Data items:
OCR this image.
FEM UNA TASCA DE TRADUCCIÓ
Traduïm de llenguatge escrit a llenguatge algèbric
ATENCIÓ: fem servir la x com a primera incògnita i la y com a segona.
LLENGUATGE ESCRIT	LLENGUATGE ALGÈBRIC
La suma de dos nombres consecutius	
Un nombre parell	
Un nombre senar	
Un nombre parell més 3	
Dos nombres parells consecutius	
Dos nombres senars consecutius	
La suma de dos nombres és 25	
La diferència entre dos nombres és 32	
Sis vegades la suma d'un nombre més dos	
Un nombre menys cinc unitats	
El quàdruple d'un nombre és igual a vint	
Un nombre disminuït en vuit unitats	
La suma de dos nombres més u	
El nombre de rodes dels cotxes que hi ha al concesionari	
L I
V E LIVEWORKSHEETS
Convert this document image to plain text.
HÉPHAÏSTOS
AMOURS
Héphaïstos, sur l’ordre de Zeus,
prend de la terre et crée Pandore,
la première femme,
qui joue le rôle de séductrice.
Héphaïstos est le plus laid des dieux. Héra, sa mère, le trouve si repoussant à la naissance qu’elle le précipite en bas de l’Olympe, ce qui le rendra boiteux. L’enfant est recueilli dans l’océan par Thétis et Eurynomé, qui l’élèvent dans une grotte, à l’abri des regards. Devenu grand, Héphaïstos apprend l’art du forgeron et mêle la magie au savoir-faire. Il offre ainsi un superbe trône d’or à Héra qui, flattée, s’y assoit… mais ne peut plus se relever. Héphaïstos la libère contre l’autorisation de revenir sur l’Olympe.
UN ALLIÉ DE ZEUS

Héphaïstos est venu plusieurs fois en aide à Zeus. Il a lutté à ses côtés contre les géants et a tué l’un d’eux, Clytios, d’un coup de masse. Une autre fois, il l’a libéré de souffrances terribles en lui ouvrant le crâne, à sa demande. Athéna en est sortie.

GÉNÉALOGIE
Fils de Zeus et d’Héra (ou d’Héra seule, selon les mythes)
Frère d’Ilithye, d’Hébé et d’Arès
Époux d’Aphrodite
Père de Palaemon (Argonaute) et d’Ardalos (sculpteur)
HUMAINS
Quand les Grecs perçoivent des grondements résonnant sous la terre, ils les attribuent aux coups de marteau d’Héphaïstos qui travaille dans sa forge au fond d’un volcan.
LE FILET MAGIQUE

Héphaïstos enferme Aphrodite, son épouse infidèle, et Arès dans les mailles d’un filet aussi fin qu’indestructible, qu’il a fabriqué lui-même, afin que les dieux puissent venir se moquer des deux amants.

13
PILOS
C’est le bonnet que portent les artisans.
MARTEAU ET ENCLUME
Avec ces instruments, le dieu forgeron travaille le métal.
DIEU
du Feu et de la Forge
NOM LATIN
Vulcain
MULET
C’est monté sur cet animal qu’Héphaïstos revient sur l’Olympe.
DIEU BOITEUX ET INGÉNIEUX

WRITTEN EXERCISE: Restate the data above exactly, keeping each word as it stands.

EXERCISE RESPONSE:
OCR this image.
FEM UNA TASCA DE TRADUCCIÓ
Traduïm de llenguatge escrit a llenguatge algèbric
ATENCIÓ: fem servir la x com a primera incògnita i la y com a segona.
LLENGUATGE ESCRIT	LLENGUATGE ALGÈBRIC
La suma de dos nombres consecutius	
Un nombre parell	
Un nombre senar	
Un nombre parell més 3	
Dos nombres parells consecutius	
Dos nombres senars consecutius	
La suma de dos nombres és 25	
La diferència entre dos nombres és 32	
Sis vegades la suma d'un nombre més dos	
Un nombre menys cinc unitats	
El quàdruple d'un nombre és igual a vint	
Un nombre disminuït en vuit unitats	
La suma de dos nombres més u	
El nombre de rodes dels cotxes que hi ha al concesionari	
L I
V E LIVEWORKSHEETS
Convert this document image to plain text.
HÉPHAÏSTOS
AMOURS
Héphaïstos, sur l’ordre de Zeus,
prend de la terre et crée Pandore,
la première femme,
qui joue le rôle de séductrice.
Héphaïstos est le plus laid des dieux. Héra, sa mère, le trouve si repoussant à la naissance qu’elle le précipite en bas de l’Olympe, ce qui le rendra boiteux. L’enfant est recueilli dans l’océan par Thétis et Eurynomé, qui l’élèvent dans une grotte, à l’abri des regards. Devenu grand, Héphaïstos apprend l’art du forgeron et mêle la magie au savoir-faire. Il offre ainsi un superbe trône d’or à Héra qui, flattée, s’y assoit… mais ne peut plus se relever. Héphaïstos la libère contre l’autorisation de revenir sur l’Olympe.
UN ALLIÉ DE ZEUS

Héphaïstos est venu plusieurs fois en aide à Zeus. Il a lutté à ses côtés contre les géants et a tué l’un d’eux, Clytios, d’un coup de masse. Une autre fois, il l’a libéré de souffrances terribles en lui ouvrant le crâne, à sa demande. Athéna en est sortie.

GÉNÉALOGIE
Fils de Zeus et d’Héra (ou d’Héra seule, selon les mythes)
Frère d’Ilithye, d’Hébé et d’Arès
Époux d’Aphrodite
Père de Palaemon (Argonaute) et d’Ardalos (sculpteur)
HUMAINS
Quand les Grecs perçoivent des grondements résonnant sous la terre, ils les attribuent aux coups de marteau d’Héphaïstos qui travaille dans sa forge au fond d’un volcan.
LE FILET MAGIQUE

Héphaïstos enferme Aphrodite, son épouse infidèle, et Arès dans les mailles d’un filet aussi fin qu’indestructible, qu’il a fabriqué lui-même, afin que les dieux puissent venir se moquer des deux amants.

13
PILOS
C’est le bonnet que portent les artisans.
MARTEAU ET ENCLUME
Avec ces instruments, le dieu forgeron travaille le métal.
DIEU
du Feu et de la Forge
NOM LATIN
Vulcain
MULET
C’est monté sur cet animal qu’Héphaïstos revient sur l’Olympe.
DIEU BOITEUX ET INGÉNIEUX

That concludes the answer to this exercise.